> [Source text]:
I never blog beforehand when I'm going away. It strikes me as waving a banner that says, "Hey, my house is empty. Come on by," even though my house isn't totally empty. There are two dogs and the pet sitter is in and out. But in the last few days a few may have caught hints that I wasn't in my usual place.
I was in Houston with my oldest son, Colin, his wife, Lisa, and their two children--seven-year-old Morgan and four-and-a-half -year-old Kegan. I did all those grandmotherly things that I probably don't do enough with Jacob--I see him almost every day, and I rarely see these children. I think that made me more conscious of being an attentive grandparent. I went to gymnastics and a soccer game, and I listened to Morgan read her two short books every night. In truth I was impressed with her reading, though she has to work a bit on intonaton and expression:-) While they were at school and at work, I did a lot on my chili book, did my yoga each day, and was quite domestic--emptying and re-loading the dishwasher (the first time I emptied it and shelved unwashed dishes, so after that we had to clarify), made a pot of chili one night, two batches of brownies another day, not sure what all but one day it was noon before I got to my own work. Colin came home and asked, "You weren't bored?" and I assured him not. Colin is a controller for five golf courses and Lisa teaches 7th grade math, the children are in day care, and everyone is gone until 6:30 at night. And they're all in bed by 8:30--I had a two-hour visiting window.

> [Source material]:
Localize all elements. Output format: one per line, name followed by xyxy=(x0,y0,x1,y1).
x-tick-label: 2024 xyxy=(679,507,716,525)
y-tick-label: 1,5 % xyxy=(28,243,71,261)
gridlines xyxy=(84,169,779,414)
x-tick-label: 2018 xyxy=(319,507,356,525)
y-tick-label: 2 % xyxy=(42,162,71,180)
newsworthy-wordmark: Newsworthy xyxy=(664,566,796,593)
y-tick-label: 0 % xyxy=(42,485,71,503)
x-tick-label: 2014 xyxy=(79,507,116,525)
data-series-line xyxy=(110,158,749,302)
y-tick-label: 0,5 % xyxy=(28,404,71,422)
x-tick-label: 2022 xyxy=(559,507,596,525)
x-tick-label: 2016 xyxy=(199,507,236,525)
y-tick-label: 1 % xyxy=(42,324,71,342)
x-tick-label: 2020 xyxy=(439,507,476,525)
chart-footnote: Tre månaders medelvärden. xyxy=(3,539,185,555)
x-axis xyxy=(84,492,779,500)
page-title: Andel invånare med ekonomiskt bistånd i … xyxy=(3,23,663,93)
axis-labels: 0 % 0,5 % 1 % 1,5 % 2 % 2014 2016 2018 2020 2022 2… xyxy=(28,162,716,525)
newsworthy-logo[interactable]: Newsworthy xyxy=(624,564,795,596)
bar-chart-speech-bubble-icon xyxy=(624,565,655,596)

> [Tasks and exercises]:
A) In the blog post about the Houston visit, what does Lisa teach?
B) Continue the blog post about the Houston visit from its last sentence.

> [Written answers]:
A) 7th grade math.

B)
These are children I don't see as much of and the little one has been really shy about hugging me--or allowing me to hug him. We broke that barrier this time, to my great joy, and both children clamored for my attention, hugged me goodnight, told me about their day. It was a delight. Lisa said tonight she thinks it's better when it's just me rather than all the family, and she's probably right. That doesn't happen often, but now I will have to make it happen more often with those children and with daughter Megan's Austin sons.
Colin took me from Kingwood--north of Houston where they live--one day to the Omni Galleria for a lunch with my former colleagues from A&M and associated presses. It was a real treat for me to see everyone and to show off my handsome son, though he expected a "luncheon" and got a box lunch. Good thing I convinced him he didn't have to wear a suit. Today, he hauled me and my baggage back down to the Omni. The baggage was much condensed because I didn't want to go into the hotel looking like the Joads had arrived. Still he took it up to the second floor, then down to the parking garage to stash in Melinda's car, and then came up to return her key and ask, "Are you okay now?" I rely on Colin, his steadfastness and his strength, a whole lot, poor boy. But I love him dearly.
Another delight of being out of my routine and element: for the first time in several weeks, I was able to pick up a book and lose myself in it. I'd saved Deborah Crombie's No Mark Upon Her for this trip, and I got a good start on it. Now, of course I don't want to do anything but read--and a few other things do call. But she is quite simply an exceptional writer. A Texan, she has the British lingo down pat, from car park for parking lot to the expletive "Sod him!" In this book, she ventures into the world of competitive rowing, with its own peculiar language and customs and does a triumphant job. I'm a great fan and love reading the book.
Now I'm back home, with dogs to feed and love, groceries to buy, errands to run, meals to cook--the whole nine yards. But I'll find time to keep reading.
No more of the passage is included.